→ TEXT:
====
NOTHING HAPPENS. the little guy's hands remain empty. there is no animation of the little guy rejecting the hammer. there's no voice-over from your sidekick to explain why the little guy won't take your hammer. there's no voice, no sound effect, no reaction from the game whatsoever that might explain why, in the one situation that clearly and emphatically calls for a hammer, a hammer does not work.

you spend a few minutes clicking the hammer on the little guy over and over in disbelief, then you find a walkthrough on the internet, because you think there must be a glitch in the game.

now, the reason you can't use the hammer you've been carrying around all game is because the developers built a clever puzzle around picking up this other hammer from out of a set of three, and if you pick wrong you die. apparently they forgot that the player already has a hammer, i mean that puzzle was such a long time ago it was the beginning of the game back then! then they apparently forgot to playtest their game at all.
====
→ RAW DATA:
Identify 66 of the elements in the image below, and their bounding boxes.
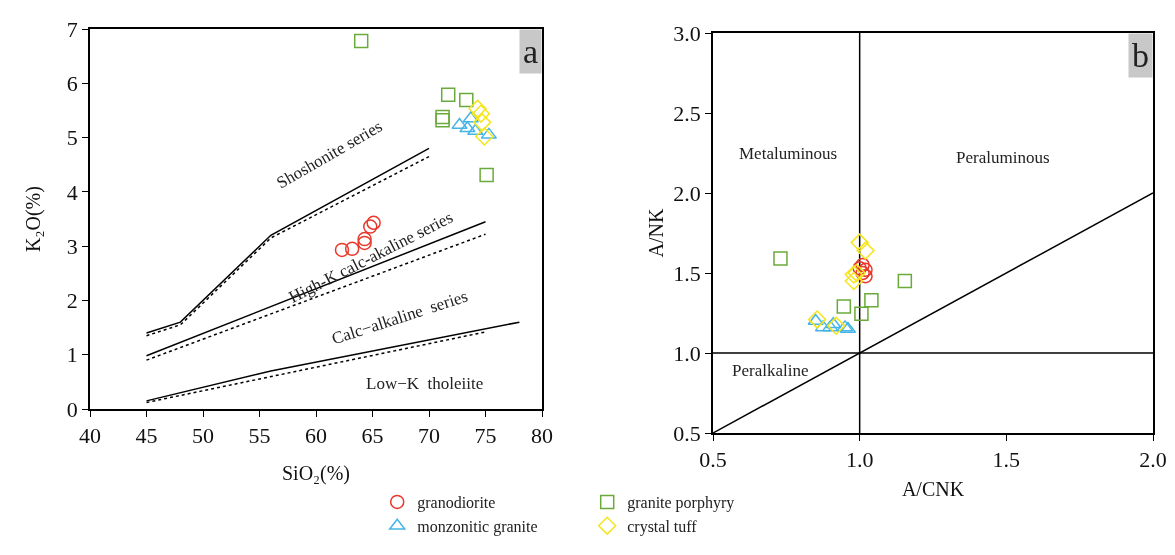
====
→ WORK TO DO:
(1) In the text about the hammer puzzle, how many hammers does the player choose from when picking up the other hammer?
(2) Resume the text about the hammer puzzle, writing on from its last sentence.

→ EXPECTED OUTPUTS:
(1) A set of three.

(2)
that bit is such a bad piece of design that it's not even worth talking about how terrible the coconut puzzle is. or the egg puzzle.

i will say that the only woman character in the game has the worst lines in game. all the other characters' dialogue is so sharp that it leads me to question whether the writer has ever, in fact, spoken with any women. but it's probably because they tried to cram a romance into the game at the last minute.

i do, however, like the game of strip rock-paper-scissors. you can't lose, because no matter how many times you miss you will keep finding pieces of clothing to take off. which totally undermines the intended solution to the puzzle, but it wasn't a very good puzzle anyway so who cares.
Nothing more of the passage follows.